■ Instructions for the task
Rename "interactable" to "clickable" everywhere it occurs in the entries below, leaving every other part of each line unchanged.

===== Supplied records

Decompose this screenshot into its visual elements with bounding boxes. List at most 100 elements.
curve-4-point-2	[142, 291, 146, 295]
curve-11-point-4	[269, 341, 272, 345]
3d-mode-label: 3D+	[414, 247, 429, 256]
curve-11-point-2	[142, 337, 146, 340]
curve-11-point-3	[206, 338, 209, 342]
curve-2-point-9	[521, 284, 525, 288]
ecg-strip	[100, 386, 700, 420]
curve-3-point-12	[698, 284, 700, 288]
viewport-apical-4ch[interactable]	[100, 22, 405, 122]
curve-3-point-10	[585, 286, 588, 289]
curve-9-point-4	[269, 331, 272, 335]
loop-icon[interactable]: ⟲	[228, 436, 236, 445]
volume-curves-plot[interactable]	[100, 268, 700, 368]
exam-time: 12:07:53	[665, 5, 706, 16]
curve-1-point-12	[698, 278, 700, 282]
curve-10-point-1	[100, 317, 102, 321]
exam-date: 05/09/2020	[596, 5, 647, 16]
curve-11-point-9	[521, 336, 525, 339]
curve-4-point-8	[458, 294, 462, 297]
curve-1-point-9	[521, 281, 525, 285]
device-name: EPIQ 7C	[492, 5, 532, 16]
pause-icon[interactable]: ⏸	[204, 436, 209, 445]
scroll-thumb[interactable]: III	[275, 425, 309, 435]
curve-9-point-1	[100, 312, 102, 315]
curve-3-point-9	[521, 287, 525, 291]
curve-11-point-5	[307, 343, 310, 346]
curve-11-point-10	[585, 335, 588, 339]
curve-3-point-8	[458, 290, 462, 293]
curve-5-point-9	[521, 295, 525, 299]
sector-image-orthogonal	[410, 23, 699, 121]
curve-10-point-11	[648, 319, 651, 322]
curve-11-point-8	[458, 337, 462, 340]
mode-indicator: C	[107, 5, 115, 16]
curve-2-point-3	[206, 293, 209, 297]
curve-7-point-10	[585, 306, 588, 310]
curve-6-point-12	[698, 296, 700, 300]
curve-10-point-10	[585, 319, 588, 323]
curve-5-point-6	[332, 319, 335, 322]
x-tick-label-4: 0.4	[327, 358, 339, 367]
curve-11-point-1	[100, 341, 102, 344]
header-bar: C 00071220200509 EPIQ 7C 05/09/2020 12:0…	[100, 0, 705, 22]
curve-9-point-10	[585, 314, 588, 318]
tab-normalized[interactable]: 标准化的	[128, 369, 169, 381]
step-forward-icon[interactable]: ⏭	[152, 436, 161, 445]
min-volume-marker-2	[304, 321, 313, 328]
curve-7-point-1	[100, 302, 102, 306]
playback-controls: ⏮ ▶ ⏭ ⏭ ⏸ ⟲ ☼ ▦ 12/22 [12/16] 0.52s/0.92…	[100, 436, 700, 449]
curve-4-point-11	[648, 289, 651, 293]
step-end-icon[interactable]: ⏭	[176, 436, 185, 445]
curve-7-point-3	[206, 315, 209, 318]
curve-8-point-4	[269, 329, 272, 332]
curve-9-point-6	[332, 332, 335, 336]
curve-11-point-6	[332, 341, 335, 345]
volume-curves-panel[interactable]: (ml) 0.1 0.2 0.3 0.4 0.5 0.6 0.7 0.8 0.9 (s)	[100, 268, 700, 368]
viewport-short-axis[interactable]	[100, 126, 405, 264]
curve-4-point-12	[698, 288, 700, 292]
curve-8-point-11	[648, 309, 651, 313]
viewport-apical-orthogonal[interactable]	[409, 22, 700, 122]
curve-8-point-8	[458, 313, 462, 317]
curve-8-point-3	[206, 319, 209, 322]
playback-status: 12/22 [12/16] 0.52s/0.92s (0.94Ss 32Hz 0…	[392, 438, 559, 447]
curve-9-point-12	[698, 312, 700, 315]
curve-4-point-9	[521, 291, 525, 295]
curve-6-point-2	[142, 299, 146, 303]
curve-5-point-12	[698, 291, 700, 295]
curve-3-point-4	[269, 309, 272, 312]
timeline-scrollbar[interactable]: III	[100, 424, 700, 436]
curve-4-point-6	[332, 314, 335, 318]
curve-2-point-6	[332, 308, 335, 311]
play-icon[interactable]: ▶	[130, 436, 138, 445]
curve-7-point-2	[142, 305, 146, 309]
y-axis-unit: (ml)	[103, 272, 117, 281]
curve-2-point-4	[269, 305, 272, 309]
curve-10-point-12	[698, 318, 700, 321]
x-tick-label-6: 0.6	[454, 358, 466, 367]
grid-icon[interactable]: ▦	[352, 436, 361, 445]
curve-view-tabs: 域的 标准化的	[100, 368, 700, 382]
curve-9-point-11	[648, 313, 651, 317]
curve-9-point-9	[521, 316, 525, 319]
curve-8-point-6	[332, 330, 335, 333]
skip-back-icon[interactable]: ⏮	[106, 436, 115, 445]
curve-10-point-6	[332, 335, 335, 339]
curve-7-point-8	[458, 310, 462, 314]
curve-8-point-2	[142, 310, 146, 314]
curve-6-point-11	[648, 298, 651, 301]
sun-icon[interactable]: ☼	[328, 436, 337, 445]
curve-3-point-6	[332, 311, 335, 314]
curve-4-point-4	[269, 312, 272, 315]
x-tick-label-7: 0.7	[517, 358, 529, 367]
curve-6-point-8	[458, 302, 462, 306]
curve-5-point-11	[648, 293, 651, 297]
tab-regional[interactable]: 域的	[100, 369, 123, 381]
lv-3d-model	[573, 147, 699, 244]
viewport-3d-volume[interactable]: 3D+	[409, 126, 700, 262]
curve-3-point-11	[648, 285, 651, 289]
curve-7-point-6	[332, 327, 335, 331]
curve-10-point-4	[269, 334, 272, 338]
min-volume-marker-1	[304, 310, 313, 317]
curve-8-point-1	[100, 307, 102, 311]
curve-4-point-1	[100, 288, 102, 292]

==========

■ In response
Decompose this screenshot into its visual elements with bounding boxes. List at most 100 elements.
curve-4-point-2	[142, 291, 146, 295]
curve-11-point-4	[269, 341, 272, 345]
3d-mode-label: 3D+	[414, 247, 429, 256]
curve-11-point-2	[142, 337, 146, 340]
curve-11-point-3	[206, 338, 209, 342]
curve-2-point-9	[521, 284, 525, 288]
ecg-strip	[100, 386, 700, 420]
curve-3-point-12	[698, 284, 700, 288]
viewport-apical-4ch[clickable]	[100, 22, 405, 122]
curve-3-point-10	[585, 286, 588, 289]
curve-9-point-4	[269, 331, 272, 335]
loop-icon[clickable]: ⟲	[228, 436, 236, 445]
volume-curves-plot[clickable]	[100, 268, 700, 368]
exam-time: 12:07:53	[665, 5, 706, 16]
curve-1-point-12	[698, 278, 700, 282]
curve-10-point-1	[100, 317, 102, 321]
exam-date: 05/09/2020	[596, 5, 647, 16]
curve-11-point-9	[521, 336, 525, 339]
curve-4-point-8	[458, 294, 462, 297]
curve-1-point-9	[521, 281, 525, 285]
device-name: EPIQ 7C	[492, 5, 532, 16]
pause-icon[clickable]: ⏸	[204, 436, 209, 445]
scroll-thumb[clickable]: III	[275, 425, 309, 435]
curve-9-point-1	[100, 312, 102, 315]
curve-3-point-9	[521, 287, 525, 291]
curve-11-point-5	[307, 343, 310, 346]
curve-11-point-10	[585, 335, 588, 339]
curve-3-point-8	[458, 290, 462, 293]
curve-5-point-9	[521, 295, 525, 299]
sector-image-orthogonal	[410, 23, 699, 121]
curve-10-point-11	[648, 319, 651, 322]
curve-11-point-8	[458, 337, 462, 340]
mode-indicator: C	[107, 5, 115, 16]
curve-2-point-3	[206, 293, 209, 297]
curve-7-point-10	[585, 306, 588, 310]
curve-6-point-12	[698, 296, 700, 300]
curve-10-point-10	[585, 319, 588, 323]
curve-5-point-6	[332, 319, 335, 322]
x-tick-label-4: 0.4	[327, 358, 339, 367]
curve-11-point-1	[100, 341, 102, 344]
header-bar: C 00071220200509 EPIQ 7C 05/09/2020 12:0…	[100, 0, 705, 22]
curve-9-point-10	[585, 314, 588, 318]
tab-normalized[clickable]: 标准化的	[128, 369, 169, 381]
step-forward-icon[clickable]: ⏭	[152, 436, 161, 445]
min-volume-marker-2	[304, 321, 313, 328]
curve-7-point-1	[100, 302, 102, 306]
playback-controls: ⏮ ▶ ⏭ ⏭ ⏸ ⟲ ☼ ▦ 12/22 [12/16] 0.52s/0.92…	[100, 436, 700, 449]
curve-4-point-11	[648, 289, 651, 293]
step-end-icon[clickable]: ⏭	[176, 436, 185, 445]
curve-7-point-3	[206, 315, 209, 318]
curve-8-point-4	[269, 329, 272, 332]
curve-9-point-6	[332, 332, 335, 336]
curve-11-point-6	[332, 341, 335, 345]
volume-curves-panel[clickable]: (ml) 0.1 0.2 0.3 0.4 0.5 0.6 0.7 0.8 0.9 (s)	[100, 268, 700, 368]
viewport-short-axis[clickable]	[100, 126, 405, 264]
curve-4-point-12	[698, 288, 700, 292]
curve-8-point-11	[648, 309, 651, 313]
viewport-apical-orthogonal[clickable]	[409, 22, 700, 122]
curve-8-point-8	[458, 313, 462, 317]
curve-8-point-3	[206, 319, 209, 322]
playback-status: 12/22 [12/16] 0.52s/0.92s (0.94Ss 32Hz 0…	[392, 438, 559, 447]
curve-9-point-12	[698, 312, 700, 315]
curve-4-point-9	[521, 291, 525, 295]
curve-6-point-2	[142, 299, 146, 303]
curve-5-point-12	[698, 291, 700, 295]
curve-3-point-4	[269, 309, 272, 312]
timeline-scrollbar[clickable]: III	[100, 424, 700, 436]
curve-4-point-6	[332, 314, 335, 318]
curve-2-point-6	[332, 308, 335, 311]
play-icon[clickable]: ▶	[130, 436, 138, 445]
curve-7-point-2	[142, 305, 146, 309]
y-axis-unit: (ml)	[103, 272, 117, 281]
curve-2-point-4	[269, 305, 272, 309]
curve-10-point-12	[698, 318, 700, 321]
x-tick-label-6: 0.6	[454, 358, 466, 367]
grid-icon[clickable]: ▦	[352, 436, 361, 445]
curve-view-tabs: 域的 标准化的	[100, 368, 700, 382]
curve-9-point-11	[648, 313, 651, 317]
curve-9-point-9	[521, 316, 525, 319]
curve-8-point-6	[332, 330, 335, 333]
skip-back-icon[clickable]: ⏮	[106, 436, 115, 445]
curve-10-point-6	[332, 335, 335, 339]
curve-7-point-8	[458, 310, 462, 314]
curve-8-point-2	[142, 310, 146, 314]
curve-6-point-11	[648, 298, 651, 301]
sun-icon[clickable]: ☼	[328, 436, 337, 445]
curve-3-point-6	[332, 311, 335, 314]
curve-4-point-4	[269, 312, 272, 315]
x-tick-label-7: 0.7	[517, 358, 529, 367]
curve-6-point-8	[458, 302, 462, 306]
curve-5-point-11	[648, 293, 651, 297]
tab-regional[clickable]: 域的	[100, 369, 123, 381]
lv-3d-model	[573, 147, 699, 244]
viewport-3d-volume[clickable]: 3D+	[409, 126, 700, 262]
curve-3-point-11	[648, 285, 651, 289]
curve-7-point-6	[332, 327, 335, 331]
curve-10-point-4	[269, 334, 272, 338]
min-volume-marker-1	[304, 310, 313, 317]
curve-8-point-1	[100, 307, 102, 311]
curve-4-point-1	[100, 288, 102, 292]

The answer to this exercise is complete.